--- Start ---

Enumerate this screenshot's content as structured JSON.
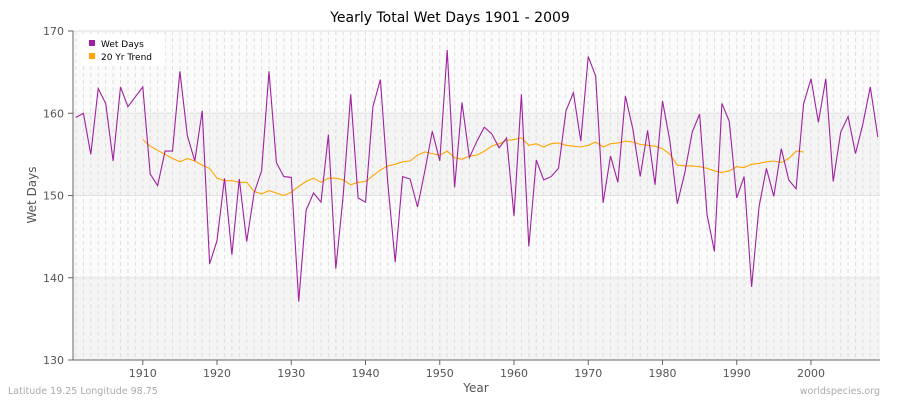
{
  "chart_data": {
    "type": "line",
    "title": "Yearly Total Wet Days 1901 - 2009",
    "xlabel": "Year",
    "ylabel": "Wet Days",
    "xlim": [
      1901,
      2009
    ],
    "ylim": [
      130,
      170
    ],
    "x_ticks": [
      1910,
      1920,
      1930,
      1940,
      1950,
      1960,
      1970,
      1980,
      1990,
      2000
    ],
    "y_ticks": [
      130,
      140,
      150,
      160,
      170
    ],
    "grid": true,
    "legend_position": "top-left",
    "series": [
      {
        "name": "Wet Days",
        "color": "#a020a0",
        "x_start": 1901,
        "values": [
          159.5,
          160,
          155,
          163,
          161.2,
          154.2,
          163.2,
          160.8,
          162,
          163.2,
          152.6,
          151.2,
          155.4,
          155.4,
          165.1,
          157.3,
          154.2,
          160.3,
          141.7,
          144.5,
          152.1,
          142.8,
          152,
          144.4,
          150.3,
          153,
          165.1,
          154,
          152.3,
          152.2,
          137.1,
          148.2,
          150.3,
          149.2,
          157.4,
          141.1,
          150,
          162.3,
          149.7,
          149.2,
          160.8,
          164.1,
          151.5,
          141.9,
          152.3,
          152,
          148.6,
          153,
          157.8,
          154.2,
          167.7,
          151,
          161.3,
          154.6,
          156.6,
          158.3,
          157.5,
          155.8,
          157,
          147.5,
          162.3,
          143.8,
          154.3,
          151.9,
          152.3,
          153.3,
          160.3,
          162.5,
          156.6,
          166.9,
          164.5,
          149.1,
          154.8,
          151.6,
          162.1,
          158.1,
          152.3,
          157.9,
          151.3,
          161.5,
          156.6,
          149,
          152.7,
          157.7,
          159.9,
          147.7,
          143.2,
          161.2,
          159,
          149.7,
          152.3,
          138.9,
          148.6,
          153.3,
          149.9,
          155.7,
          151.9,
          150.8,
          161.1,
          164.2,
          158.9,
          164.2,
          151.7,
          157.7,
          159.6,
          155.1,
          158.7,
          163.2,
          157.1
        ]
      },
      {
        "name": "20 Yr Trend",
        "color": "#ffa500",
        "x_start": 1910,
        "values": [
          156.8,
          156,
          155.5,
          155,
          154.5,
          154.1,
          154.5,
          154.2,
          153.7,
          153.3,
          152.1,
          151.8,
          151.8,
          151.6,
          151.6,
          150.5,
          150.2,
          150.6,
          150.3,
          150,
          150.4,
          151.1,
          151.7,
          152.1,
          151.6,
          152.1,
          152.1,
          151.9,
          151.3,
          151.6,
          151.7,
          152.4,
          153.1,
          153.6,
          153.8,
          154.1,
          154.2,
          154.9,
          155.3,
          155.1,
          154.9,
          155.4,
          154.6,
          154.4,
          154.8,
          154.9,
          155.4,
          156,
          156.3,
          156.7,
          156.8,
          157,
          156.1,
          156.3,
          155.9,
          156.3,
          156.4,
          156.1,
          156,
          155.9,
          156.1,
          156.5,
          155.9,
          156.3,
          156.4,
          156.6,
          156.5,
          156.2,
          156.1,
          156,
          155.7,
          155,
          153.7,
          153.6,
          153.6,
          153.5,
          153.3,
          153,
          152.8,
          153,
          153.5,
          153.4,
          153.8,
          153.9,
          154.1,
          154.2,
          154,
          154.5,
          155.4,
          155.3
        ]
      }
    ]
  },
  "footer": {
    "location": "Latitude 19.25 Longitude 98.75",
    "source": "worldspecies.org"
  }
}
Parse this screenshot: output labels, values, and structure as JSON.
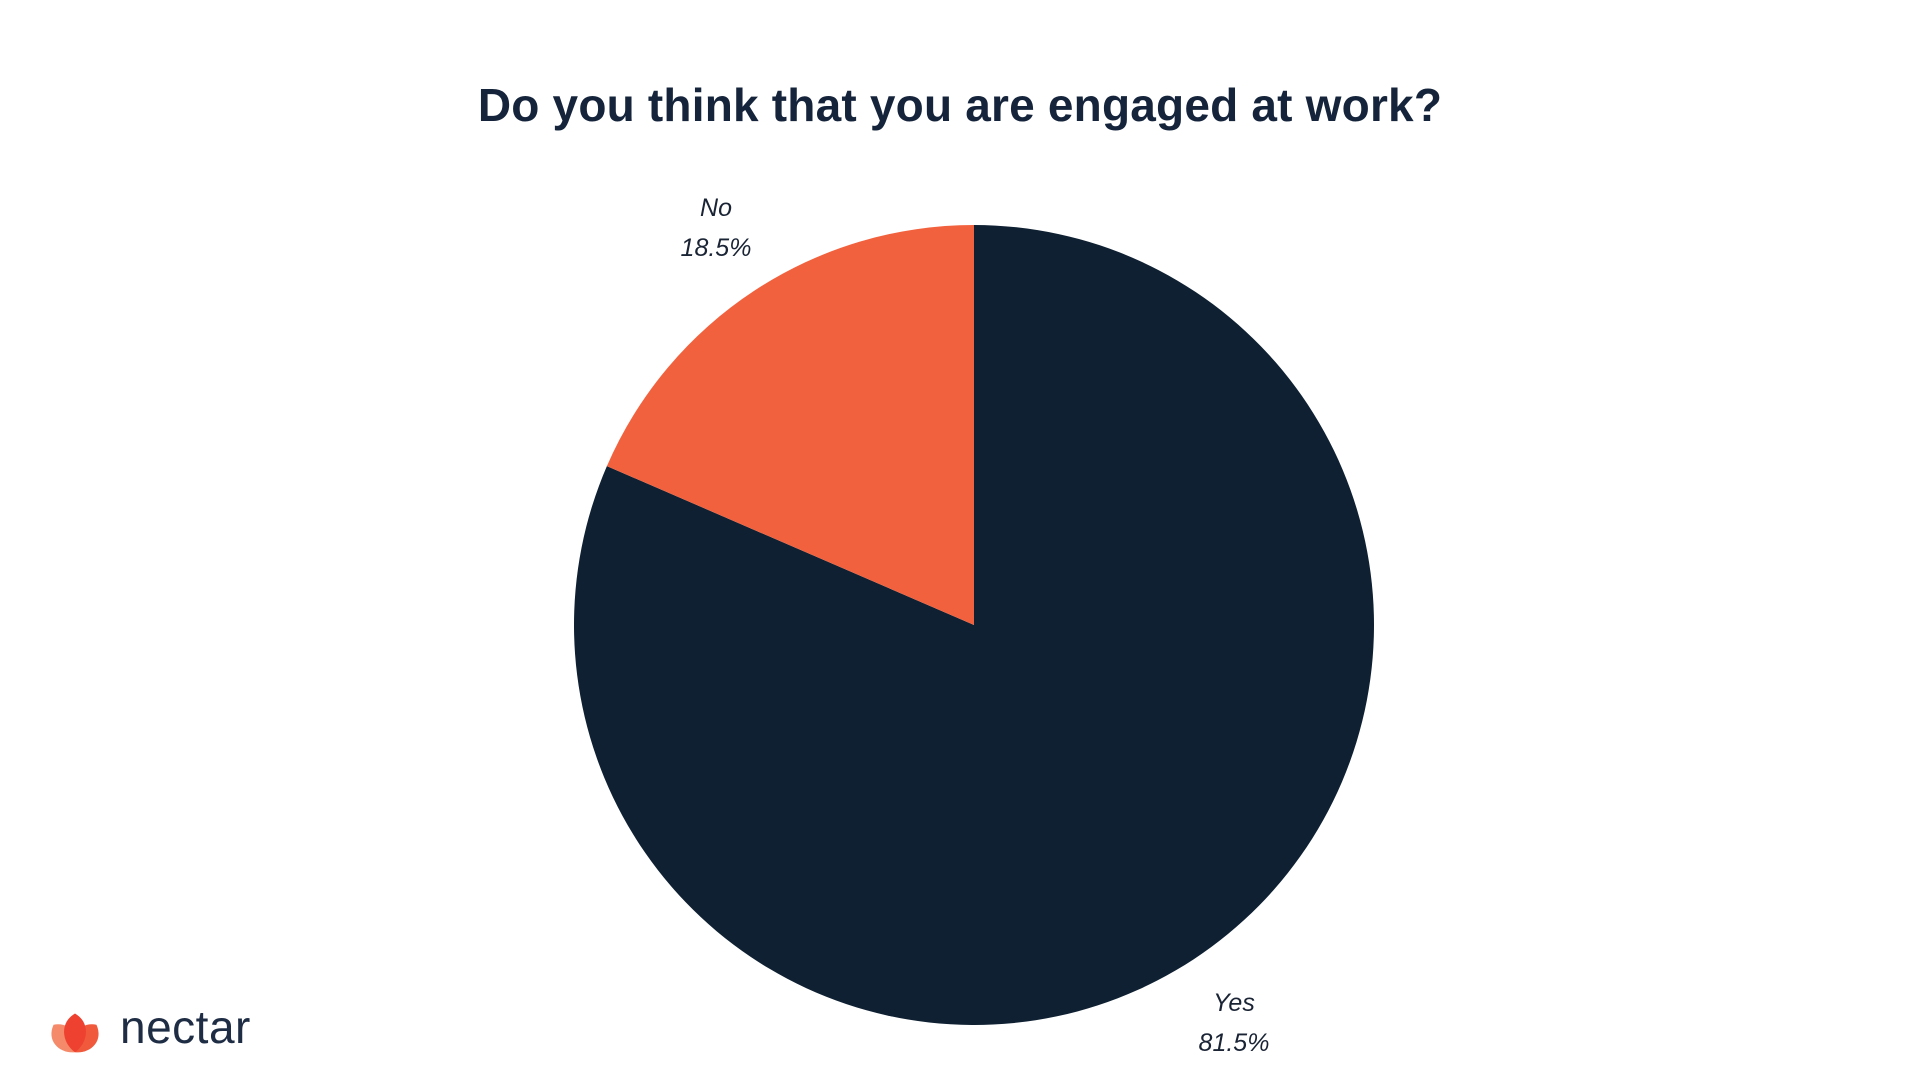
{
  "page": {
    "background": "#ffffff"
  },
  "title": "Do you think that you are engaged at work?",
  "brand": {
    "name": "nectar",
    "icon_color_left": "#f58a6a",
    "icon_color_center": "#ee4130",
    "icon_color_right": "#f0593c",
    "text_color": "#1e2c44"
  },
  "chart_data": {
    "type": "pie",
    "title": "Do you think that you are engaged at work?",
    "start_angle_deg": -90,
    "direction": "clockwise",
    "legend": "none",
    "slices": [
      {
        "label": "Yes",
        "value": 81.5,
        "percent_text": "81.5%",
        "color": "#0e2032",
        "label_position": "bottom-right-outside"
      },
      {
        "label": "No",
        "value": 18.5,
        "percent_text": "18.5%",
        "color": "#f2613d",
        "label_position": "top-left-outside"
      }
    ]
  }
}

--- End ---

■ BRIEF ■
Only a number is wanted: how many lines of the data above contain "work"?

■ TASK RESPONSE ■
2